• _DOCUMENT PASSAGE_:

============

So on March 8, 2017, International Day of the Woman, and #DayWithoutAWoman, we ask each of you to join us in the first step toward de-funding hate speech, with a targeted effort to isolate Breitbart, one of the worst offenders. Breitbart uses sexist, antisemitic, Islamophobic, homophobic, transphobic, and anti-immigrant rhetoric to turn us against each other. More than one thousand companies have already pulled their ads, but one of our favorites — Amazon — has not.
That's why on Wednesday, we're expanding our #NotBuyingIt campaign to target hate speech and to let Amazon know that if its ad dollars support Breitbart, we can’t support them. Sign up to tweet at Amazon Help and create a chorus of voices demanding that mainstream companies and products do not give a penny to the likes of Breitbart. And starting on #DayWithoutAWoman, show Amazon your purchasing power by not buying a single product from them until the company changes its ways.
Together, let’s continue to hold brands accountable for their words and messages and therefore the values they promote and propagate. Together, let’s remind our leaders that hate speech does not deserve a microphone, no matter the dollars at stake. And together, let’s demand a culture that uplifts us all.
Jennifer Siebel Newsom is the filmmaker behind the documentaries Miss Representation and The Mask You Live In, CEO & Founder of The Representation Project, wife to California Lt. Governor Gavin Newsom, and mother of four. 
Editor's note: The views expressed here are the writer's own.

============

• _EXTRACTED DATA_:
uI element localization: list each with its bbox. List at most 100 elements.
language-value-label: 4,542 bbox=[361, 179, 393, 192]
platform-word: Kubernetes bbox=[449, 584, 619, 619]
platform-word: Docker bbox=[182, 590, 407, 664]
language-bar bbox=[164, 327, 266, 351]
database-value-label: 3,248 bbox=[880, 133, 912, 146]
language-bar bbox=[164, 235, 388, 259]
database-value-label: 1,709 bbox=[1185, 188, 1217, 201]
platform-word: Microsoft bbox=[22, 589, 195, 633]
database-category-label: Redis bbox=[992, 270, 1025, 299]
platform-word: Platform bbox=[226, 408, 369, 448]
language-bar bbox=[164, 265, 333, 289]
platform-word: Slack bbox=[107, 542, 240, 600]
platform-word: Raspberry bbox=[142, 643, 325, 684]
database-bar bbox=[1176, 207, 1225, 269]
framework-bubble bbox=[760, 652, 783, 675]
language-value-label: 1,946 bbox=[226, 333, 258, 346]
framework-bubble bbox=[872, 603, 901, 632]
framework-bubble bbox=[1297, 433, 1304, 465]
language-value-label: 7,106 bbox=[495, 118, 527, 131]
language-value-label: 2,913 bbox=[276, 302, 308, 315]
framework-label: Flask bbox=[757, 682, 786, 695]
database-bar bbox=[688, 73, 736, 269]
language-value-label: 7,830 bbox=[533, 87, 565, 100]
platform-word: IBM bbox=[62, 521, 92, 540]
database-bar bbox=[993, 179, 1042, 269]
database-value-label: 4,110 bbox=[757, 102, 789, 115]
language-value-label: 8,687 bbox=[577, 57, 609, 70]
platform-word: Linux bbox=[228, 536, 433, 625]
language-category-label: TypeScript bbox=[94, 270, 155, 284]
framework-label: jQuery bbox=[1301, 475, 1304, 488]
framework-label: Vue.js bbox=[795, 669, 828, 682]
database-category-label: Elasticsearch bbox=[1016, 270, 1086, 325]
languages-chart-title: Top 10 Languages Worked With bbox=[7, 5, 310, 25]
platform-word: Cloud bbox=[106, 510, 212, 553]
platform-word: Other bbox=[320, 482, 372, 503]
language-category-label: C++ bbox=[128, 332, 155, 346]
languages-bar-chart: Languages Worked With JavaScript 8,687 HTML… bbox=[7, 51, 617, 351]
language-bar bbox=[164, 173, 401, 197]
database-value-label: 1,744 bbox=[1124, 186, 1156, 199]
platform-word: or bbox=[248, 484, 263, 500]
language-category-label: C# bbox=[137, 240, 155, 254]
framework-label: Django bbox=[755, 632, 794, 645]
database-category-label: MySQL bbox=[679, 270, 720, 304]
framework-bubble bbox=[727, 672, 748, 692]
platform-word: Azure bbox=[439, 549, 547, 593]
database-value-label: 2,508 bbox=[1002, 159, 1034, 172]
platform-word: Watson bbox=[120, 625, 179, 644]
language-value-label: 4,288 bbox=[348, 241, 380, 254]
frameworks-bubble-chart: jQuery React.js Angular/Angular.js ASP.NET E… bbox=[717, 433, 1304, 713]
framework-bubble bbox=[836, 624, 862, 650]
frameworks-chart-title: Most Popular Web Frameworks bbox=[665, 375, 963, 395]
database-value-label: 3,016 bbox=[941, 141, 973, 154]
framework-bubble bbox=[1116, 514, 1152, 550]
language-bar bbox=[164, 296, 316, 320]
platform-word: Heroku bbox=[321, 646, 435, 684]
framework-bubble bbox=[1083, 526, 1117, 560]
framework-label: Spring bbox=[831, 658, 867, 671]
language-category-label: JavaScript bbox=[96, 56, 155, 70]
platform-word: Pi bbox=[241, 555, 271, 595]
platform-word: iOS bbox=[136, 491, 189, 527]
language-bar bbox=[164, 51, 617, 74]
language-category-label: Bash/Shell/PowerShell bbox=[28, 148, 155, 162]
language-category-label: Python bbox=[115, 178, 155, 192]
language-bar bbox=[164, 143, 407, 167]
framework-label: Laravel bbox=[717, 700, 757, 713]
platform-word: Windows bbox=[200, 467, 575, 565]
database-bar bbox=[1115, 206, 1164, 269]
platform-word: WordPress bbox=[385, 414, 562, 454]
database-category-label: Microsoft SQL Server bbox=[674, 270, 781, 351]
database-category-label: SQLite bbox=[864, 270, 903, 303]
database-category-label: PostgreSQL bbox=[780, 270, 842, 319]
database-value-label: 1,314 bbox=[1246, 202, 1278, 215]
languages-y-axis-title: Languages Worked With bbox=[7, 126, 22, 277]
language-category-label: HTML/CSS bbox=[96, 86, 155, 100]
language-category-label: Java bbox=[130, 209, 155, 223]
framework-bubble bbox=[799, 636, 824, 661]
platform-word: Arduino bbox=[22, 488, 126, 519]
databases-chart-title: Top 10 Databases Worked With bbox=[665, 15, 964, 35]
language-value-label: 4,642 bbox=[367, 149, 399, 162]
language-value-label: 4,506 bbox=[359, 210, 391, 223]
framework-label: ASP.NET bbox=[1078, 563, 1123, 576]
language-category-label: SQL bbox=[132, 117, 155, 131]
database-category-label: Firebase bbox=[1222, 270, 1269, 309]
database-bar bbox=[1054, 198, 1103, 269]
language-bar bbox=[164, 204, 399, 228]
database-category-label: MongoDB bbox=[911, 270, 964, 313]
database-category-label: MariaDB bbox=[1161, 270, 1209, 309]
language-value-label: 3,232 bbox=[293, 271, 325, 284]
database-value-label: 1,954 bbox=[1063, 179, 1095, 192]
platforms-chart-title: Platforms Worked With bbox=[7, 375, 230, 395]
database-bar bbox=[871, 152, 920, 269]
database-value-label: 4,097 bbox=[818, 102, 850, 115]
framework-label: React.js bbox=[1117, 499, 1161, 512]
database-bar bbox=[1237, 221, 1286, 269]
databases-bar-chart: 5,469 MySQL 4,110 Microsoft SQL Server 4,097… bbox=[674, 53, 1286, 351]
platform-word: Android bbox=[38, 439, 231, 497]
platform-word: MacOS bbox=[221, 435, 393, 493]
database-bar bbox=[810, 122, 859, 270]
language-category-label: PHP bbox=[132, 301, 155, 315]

============

• _TASK ITEM_:
Answer these questions from the passage about the #NotBuyingIt campaign:
(a) How many companies have already pulled their ads from Breitbart?
(b) What is the name of the campaign being expanded on Wednesday to target hate speech?
(c) Of what organization is Jennifer Siebel Newsom the CEO and founder?
The records have no connection to the passage about the #NotBuyingIt campaign.

• _YOUR RESPONSE_:
(a) More than one thousand.
(b) #NotBuyingIt.
(c) The Representation Project.